--- Information given ---

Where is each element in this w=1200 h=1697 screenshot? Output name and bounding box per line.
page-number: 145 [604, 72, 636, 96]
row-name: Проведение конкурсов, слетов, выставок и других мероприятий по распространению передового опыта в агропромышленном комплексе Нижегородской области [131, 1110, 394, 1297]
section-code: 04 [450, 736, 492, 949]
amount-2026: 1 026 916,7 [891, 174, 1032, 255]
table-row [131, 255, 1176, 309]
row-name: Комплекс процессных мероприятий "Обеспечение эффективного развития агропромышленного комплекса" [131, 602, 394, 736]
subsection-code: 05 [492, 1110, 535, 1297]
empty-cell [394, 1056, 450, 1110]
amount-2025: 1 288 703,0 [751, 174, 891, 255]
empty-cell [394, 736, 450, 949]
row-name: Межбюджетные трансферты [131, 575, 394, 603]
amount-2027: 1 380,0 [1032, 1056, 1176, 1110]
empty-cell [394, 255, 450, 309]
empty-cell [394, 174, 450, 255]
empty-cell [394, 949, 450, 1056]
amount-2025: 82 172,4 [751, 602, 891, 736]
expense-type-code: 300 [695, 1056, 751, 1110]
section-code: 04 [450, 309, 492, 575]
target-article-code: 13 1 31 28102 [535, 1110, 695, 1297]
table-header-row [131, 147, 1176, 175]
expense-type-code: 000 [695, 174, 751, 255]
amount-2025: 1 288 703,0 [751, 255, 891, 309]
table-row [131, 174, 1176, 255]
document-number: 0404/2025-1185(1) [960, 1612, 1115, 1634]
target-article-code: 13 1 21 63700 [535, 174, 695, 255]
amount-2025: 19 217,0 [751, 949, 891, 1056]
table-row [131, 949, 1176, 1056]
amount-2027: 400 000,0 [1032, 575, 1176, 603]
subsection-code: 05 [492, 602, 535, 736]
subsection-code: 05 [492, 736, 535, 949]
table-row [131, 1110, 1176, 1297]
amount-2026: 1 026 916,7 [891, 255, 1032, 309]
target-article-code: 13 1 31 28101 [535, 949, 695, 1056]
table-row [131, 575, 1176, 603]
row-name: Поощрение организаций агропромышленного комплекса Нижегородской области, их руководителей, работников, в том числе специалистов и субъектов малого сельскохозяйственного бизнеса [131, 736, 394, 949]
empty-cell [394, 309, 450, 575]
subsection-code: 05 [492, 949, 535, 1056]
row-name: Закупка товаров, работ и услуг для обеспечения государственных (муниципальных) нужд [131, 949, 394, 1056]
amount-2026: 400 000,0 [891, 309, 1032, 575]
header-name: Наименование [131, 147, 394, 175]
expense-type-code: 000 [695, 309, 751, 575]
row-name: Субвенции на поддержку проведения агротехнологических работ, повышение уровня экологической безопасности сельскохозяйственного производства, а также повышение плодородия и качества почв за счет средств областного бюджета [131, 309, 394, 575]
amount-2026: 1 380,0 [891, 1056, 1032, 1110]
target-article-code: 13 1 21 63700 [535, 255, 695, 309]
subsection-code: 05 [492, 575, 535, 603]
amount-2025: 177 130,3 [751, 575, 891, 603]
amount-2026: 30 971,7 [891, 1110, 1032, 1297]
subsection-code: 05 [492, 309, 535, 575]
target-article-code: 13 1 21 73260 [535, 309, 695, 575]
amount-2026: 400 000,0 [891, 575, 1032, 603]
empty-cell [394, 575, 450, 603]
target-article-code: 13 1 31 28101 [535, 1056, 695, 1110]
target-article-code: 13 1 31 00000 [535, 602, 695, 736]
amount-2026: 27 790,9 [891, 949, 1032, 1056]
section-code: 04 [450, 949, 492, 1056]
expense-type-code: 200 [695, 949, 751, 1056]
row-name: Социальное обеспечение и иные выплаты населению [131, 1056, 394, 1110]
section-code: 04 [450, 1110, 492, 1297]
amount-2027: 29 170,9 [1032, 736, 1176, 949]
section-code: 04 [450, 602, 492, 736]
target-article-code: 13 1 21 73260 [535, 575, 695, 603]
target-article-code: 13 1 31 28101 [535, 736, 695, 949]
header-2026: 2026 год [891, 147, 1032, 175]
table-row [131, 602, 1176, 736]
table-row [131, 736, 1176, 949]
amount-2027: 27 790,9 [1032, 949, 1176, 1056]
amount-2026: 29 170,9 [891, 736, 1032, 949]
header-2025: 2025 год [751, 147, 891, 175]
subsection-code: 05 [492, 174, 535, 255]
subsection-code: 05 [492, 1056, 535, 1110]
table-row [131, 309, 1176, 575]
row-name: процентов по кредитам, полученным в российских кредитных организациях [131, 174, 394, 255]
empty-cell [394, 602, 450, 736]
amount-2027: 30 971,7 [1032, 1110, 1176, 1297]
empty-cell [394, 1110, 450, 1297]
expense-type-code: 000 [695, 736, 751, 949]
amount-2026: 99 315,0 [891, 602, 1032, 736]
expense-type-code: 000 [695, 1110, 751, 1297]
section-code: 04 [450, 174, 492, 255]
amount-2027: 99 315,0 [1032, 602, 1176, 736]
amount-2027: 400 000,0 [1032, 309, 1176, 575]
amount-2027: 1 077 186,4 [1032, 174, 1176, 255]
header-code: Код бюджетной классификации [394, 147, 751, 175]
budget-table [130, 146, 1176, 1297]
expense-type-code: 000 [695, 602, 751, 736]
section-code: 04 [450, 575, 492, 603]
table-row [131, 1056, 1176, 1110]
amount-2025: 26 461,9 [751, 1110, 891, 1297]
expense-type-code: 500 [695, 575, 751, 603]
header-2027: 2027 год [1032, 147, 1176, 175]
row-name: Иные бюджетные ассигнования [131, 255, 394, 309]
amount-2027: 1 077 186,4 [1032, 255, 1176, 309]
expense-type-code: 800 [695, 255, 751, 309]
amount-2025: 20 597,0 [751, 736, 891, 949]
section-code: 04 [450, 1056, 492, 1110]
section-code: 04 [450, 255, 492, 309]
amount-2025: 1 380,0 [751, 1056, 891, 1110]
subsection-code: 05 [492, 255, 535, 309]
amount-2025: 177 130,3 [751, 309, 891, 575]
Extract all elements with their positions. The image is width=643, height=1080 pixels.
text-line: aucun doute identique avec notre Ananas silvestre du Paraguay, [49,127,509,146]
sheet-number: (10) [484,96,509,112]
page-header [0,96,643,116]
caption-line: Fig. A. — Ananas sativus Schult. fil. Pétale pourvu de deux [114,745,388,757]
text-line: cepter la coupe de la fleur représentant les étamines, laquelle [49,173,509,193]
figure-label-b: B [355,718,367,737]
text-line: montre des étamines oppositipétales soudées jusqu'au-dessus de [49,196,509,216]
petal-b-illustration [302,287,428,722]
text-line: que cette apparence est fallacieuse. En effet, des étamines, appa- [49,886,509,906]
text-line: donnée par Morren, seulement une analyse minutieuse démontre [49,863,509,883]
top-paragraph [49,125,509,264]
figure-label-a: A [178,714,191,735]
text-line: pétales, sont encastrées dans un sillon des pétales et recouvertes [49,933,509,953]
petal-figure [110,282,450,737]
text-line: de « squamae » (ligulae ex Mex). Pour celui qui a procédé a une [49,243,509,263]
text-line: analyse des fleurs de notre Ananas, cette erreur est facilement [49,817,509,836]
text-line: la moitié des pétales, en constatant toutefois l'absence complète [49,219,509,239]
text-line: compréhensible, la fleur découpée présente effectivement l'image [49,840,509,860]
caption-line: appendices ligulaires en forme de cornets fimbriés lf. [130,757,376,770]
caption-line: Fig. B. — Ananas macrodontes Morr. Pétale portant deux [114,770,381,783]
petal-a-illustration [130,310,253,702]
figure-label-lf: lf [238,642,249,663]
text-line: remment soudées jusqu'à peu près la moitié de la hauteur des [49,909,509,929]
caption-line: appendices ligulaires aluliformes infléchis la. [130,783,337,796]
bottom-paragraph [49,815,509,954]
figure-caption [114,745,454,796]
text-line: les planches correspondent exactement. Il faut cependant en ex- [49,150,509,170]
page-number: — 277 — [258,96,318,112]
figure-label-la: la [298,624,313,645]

---

### Task details
Print the lines exactly as they appear, starting at the first line and ending at the line that contains "page-number: 145 [604, 72, 636, 96]".

### The output
Where is each element in this w=1200 h=1697 screenshot? Output name and bounding box per line.
page-number: 145 [604, 72, 636, 96]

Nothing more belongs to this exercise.